### Stated problem
Print the listing below in its entirety, character for character.
╭─ Exercise materials
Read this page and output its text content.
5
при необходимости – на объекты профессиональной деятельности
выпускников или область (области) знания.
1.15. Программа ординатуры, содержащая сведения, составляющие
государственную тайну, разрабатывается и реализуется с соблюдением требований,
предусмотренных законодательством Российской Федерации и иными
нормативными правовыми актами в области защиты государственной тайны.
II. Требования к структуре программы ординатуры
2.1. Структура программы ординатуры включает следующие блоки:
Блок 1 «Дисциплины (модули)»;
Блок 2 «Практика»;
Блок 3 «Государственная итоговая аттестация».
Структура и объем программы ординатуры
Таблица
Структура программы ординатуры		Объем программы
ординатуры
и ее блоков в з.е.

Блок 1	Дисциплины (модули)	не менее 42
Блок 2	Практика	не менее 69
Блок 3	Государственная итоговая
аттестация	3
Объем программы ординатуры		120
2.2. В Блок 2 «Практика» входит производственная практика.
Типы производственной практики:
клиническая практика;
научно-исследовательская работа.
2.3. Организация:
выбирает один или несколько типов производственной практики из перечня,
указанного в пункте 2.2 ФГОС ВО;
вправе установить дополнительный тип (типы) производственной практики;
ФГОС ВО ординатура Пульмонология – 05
╰─
### Solution to the exercise
Read this page and output its text content.
5
при необходимости – на объекты профессиональной деятельности
выпускников или область (области) знания.
1.15. Программа ординатуры, содержащая сведения, составляющие
государственную тайну, разрабатывается и реализуется с соблюдением требований,
предусмотренных законодательством Российской Федерации и иными
нормативными правовыми актами в области защиты государственной тайны.
II. Требования к структуре программы ординатуры
2.1. Структура программы ординатуры включает следующие блоки:
Блок 1 «Дисциплины (модули)»;
Блок 2 «Практика»;
Блок 3 «Государственная итоговая аттестация».
Структура и объем программы ординатуры
Таблица
Структура программы ординатуры		Объем программы
ординатуры
и ее блоков в з.е.

Блок 1	Дисциплины (модули)	не менее 42
Блок 2	Практика	не менее 69
Блок 3	Государственная итоговая
аттестация	3
Объем программы ординатуры		120
2.2. В Блок 2 «Практика» входит производственная практика.
Типы производственной практики:
клиническая практика;
научно-исследовательская работа.
2.3. Организация:
выбирает один или несколько типов производственной практики из перечня,
указанного в пункте 2.2 ФГОС ВО;
вправе установить дополнительный тип (типы) производственной практики;
ФГОС ВО ординатура Пульмонология – 05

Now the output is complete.